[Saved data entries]
^^^^^^^^

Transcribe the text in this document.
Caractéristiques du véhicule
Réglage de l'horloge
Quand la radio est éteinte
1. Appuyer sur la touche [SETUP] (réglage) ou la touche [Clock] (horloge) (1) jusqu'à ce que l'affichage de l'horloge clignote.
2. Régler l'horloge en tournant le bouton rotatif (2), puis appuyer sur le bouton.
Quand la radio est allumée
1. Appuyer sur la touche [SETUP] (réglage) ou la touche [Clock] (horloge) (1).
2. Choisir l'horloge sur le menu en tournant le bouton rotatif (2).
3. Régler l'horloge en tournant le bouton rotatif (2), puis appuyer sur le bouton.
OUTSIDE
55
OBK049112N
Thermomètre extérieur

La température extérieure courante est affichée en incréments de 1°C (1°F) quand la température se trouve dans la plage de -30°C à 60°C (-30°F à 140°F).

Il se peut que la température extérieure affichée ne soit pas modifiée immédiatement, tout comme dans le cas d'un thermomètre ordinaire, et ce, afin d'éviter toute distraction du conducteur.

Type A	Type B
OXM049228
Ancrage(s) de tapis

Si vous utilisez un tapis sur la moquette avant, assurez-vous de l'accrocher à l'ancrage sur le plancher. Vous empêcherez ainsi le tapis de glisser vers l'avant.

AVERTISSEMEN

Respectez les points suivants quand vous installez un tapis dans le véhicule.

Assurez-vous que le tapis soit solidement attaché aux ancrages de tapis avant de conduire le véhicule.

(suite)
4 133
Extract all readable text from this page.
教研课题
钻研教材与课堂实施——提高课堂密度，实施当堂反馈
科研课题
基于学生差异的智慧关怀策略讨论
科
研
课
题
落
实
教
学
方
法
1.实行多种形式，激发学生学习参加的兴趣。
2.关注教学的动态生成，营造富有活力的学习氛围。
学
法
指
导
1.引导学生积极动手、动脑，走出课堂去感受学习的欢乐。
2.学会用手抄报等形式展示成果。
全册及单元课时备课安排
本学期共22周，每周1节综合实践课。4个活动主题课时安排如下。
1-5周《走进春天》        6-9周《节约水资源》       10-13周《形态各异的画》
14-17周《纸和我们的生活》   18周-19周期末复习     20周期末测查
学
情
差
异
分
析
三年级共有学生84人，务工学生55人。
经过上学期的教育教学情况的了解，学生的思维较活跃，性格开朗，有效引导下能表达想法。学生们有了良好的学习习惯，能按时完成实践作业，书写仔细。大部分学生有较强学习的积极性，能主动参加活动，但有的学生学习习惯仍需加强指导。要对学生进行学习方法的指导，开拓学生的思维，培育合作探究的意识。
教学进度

^^^^^^^^

= What you are asked to do =
Retype all of the entries precisely as they are.

= Task result =
Transcribe the text in this document.
Caractéristiques du véhicule
Réglage de l'horloge
Quand la radio est éteinte
1. Appuyer sur la touche [SETUP] (réglage) ou la touche [Clock] (horloge) (1) jusqu'à ce que l'affichage de l'horloge clignote.
2. Régler l'horloge en tournant le bouton rotatif (2), puis appuyer sur le bouton.
Quand la radio est allumée
1. Appuyer sur la touche [SETUP] (réglage) ou la touche [Clock] (horloge) (1).
2. Choisir l'horloge sur le menu en tournant le bouton rotatif (2).
3. Régler l'horloge en tournant le bouton rotatif (2), puis appuyer sur le bouton.
OUTSIDE
55
OBK049112N
Thermomètre extérieur

La température extérieure courante est affichée en incréments de 1°C (1°F) quand la température se trouve dans la plage de -30°C à 60°C (-30°F à 140°F).

Il se peut que la température extérieure affichée ne soit pas modifiée immédiatement, tout comme dans le cas d'un thermomètre ordinaire, et ce, afin d'éviter toute distraction du conducteur.

Type A	Type B
OXM049228
Ancrage(s) de tapis

Si vous utilisez un tapis sur la moquette avant, assurez-vous de l'accrocher à l'ancrage sur le plancher. Vous empêcherez ainsi le tapis de glisser vers l'avant.

AVERTISSEMEN

Respectez les points suivants quand vous installez un tapis dans le véhicule.

Assurez-vous que le tapis soit solidement attaché aux ancrages de tapis avant de conduire le véhicule.

(suite)
4 133
Extract all readable text from this page.
教研课题
钻研教材与课堂实施——提高课堂密度，实施当堂反馈
科研课题
基于学生差异的智慧关怀策略讨论
科
研
课
题
落
实
教
学
方
法
1.实行多种形式，激发学生学习参加的兴趣。
2.关注教学的动态生成，营造富有活力的学习氛围。
学
法
指
导
1.引导学生积极动手、动脑，走出课堂去感受学习的欢乐。
2.学会用手抄报等形式展示成果。
全册及单元课时备课安排
本学期共22周，每周1节综合实践课。4个活动主题课时安排如下。
1-5周《走进春天》        6-9周《节约水资源》       10-13周《形态各异的画》
14-17周《纸和我们的生活》   18周-19周期末复习     20周期末测查
学
情
差
异
分
析
三年级共有学生84人，务工学生55人。
经过上学期的教育教学情况的了解，学生的思维较活跃，性格开朗，有效引导下能表达想法。学生们有了良好的学习习惯，能按时完成实践作业，书写仔细。大部分学生有较强学习的积极性，能主动参加活动，但有的学生学习习惯仍需加强指导。要对学生进行学习方法的指导，开拓学生的思维，培育合作探究的意识。
教学进度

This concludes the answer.